WHAT THE TASK REQUIRES:
Transcribe the entries below exactly; leave every image out.

Raw records:
# # # # #

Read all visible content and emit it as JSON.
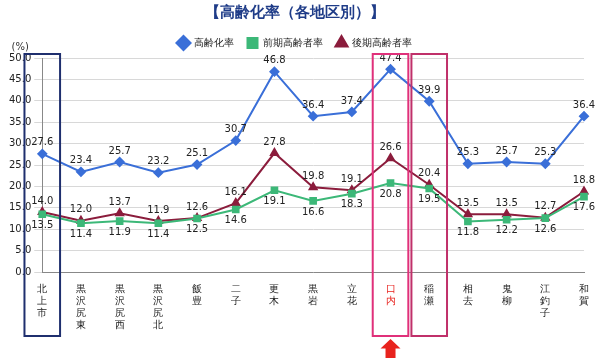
{
  "chart_data": {
    "type": "line",
    "title": "【高齢化率（各地区別）】",
    "y_label": "(%)",
    "categories": [
      "北上市",
      "黒沢尻東",
      "黒沢尻西",
      "黒沢尻北",
      "飯豊",
      "二子",
      "更木",
      "黒岩",
      "立花",
      "口内",
      "稲瀬",
      "相去",
      "鬼柳",
      "江釣子",
      "和賀"
    ],
    "series": [
      {
        "name": "高齢化率",
        "color": "#3a6fd8",
        "marker": "diamond",
        "values": [
          27.6,
          23.4,
          25.7,
          23.2,
          25.1,
          30.7,
          46.8,
          36.4,
          37.4,
          47.4,
          39.9,
          25.3,
          25.7,
          25.3,
          36.4
        ],
        "value_labels": [
          "27.6",
          "23.4",
          "25.7",
          "23.2",
          "25.1",
          "30.7",
          "46.8",
          "36.4",
          "37.4",
          "47.4",
          "39.9",
          "25.3",
          "25.7",
          "25.3",
          "36.4"
        ]
      },
      {
        "name": "前期高齢者率",
        "color": "#3cb878",
        "marker": "square",
        "values": [
          13.5,
          11.4,
          11.9,
          11.4,
          12.5,
          14.6,
          19.1,
          16.6,
          18.3,
          20.8,
          19.5,
          11.8,
          12.2,
          12.6,
          17.6
        ],
        "value_labels": [
          "13.5",
          "11.4",
          "11.9",
          "11.4",
          "12.5",
          "14.6",
          "19.1",
          "16.6",
          "18.3",
          "20.8",
          "19.5",
          "11.8",
          "12.2",
          "12.6",
          "17.6"
        ]
      },
      {
        "name": "後期高齢者率",
        "color": "#8b1c3c",
        "marker": "triangle",
        "values": [
          14.0,
          12.0,
          13.7,
          11.9,
          12.6,
          16.1,
          27.8,
          19.8,
          19.1,
          26.6,
          20.4,
          13.5,
          13.5,
          12.7,
          18.8
        ],
        "value_labels": [
          "14.0",
          "12.0",
          "13.7",
          "11.9",
          "12.6",
          "16.1",
          "27.8",
          "19.8",
          "19.1",
          "26.6",
          "20.4",
          "13.5",
          "13.5",
          "12.7",
          "18.8"
        ]
      }
    ],
    "ylim": [
      0,
      50
    ],
    "yticks": [
      {
        "value": 0,
        "label": "0.0"
      },
      {
        "value": 5,
        "label": "5.0"
      },
      {
        "value": 10,
        "label": "10.0"
      },
      {
        "value": 15,
        "label": "15.0"
      },
      {
        "value": 20,
        "label": "20.0"
      },
      {
        "value": 25,
        "label": "25.0"
      },
      {
        "value": 30,
        "label": "30.0"
      },
      {
        "value": 35,
        "label": "35.0"
      },
      {
        "value": 40,
        "label": "40.0"
      },
      {
        "value": 45,
        "label": "45.0"
      },
      {
        "value": 50,
        "label": "50.0"
      }
    ],
    "grid": true,
    "legend": "top",
    "data_labels": true
  }
}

# # # # #

REPLY TO THE EXERCISE:
Read all visible content and emit it as JSON.
{
  "chart_data": {
    "type": "line",
    "title": "【高齢化率（各地区別）】",
    "y_label": "(%)",
    "categories": [
      "北上市",
      "黒沢尻東",
      "黒沢尻西",
      "黒沢尻北",
      "飯豊",
      "二子",
      "更木",
      "黒岩",
      "立花",
      "口内",
      "稲瀬",
      "相去",
      "鬼柳",
      "江釣子",
      "和賀"
    ],
    "series": [
      {
        "name": "高齢化率",
        "color": "#3a6fd8",
        "marker": "diamond",
        "values": [
          27.6,
          23.4,
          25.7,
          23.2,
          25.1,
          30.7,
          46.8,
          36.4,
          37.4,
          47.4,
          39.9,
          25.3,
          25.7,
          25.3,
          36.4
        ],
        "value_labels": [
          "27.6",
          "23.4",
          "25.7",
          "23.2",
          "25.1",
          "30.7",
          "46.8",
          "36.4",
          "37.4",
          "47.4",
          "39.9",
          "25.3",
          "25.7",
          "25.3",
          "36.4"
        ]
      },
      {
        "name": "前期高齢者率",
        "color": "#3cb878",
        "marker": "square",
        "values": [
          13.5,
          11.4,
          11.9,
          11.4,
          12.5,
          14.6,
          19.1,
          16.6,
          18.3,
          20.8,
          19.5,
          11.8,
          12.2,
          12.6,
          17.6
        ],
        "value_labels": [
          "13.5",
          "11.4",
          "11.9",
          "11.4",
          "12.5",
          "14.6",
          "19.1",
          "16.6",
          "18.3",
          "20.8",
          "19.5",
          "11.8",
          "12.2",
          "12.6",
          "17.6"
        ]
      },
      {
        "name": "後期高齢者率",
        "color": "#8b1c3c",
        "marker": "triangle",
        "values": [
          14.0,
          12.0,
          13.7,
          11.9,
          12.6,
          16.1,
          27.8,
          19.8,
          19.1,
          26.6,
          20.4,
          13.5,
          13.5,
          12.7,
          18.8
        ],
        "value_labels": [
          "14.0",
          "12.0",
          "13.7",
          "11.9",
          "12.6",
          "16.1",
          "27.8",
          "19.8",
          "19.1",
          "26.6",
          "20.4",
          "13.5",
          "13.5",
          "12.7",
          "18.8"
        ]
      }
    ],
    "ylim": [
      0,
      50
    ],
    "yticks": [
      {
        "value": 0,
        "label": "0.0"
      },
      {
        "value": 5,
        "label": "5.0"
      },
      {
        "value": 10,
        "label": "10.0"
      },
      {
        "value": 15,
        "label": "15.0"
      },
      {
        "value": 20,
        "label": "20.0"
      },
      {
        "value": 25,
        "label": "25.0"
      },
      {
        "value": 30,
        "label": "30.0"
      },
      {
        "value": 35,
        "label": "35.0"
      },
      {
        "value": 40,
        "label": "40.0"
      },
      {
        "value": 45,
        "label": "45.0"
      },
      {
        "value": 50,
        "label": "50.0"
      }
    ],
    "grid": true,
    "legend": "top",
    "data_labels": true
  }
}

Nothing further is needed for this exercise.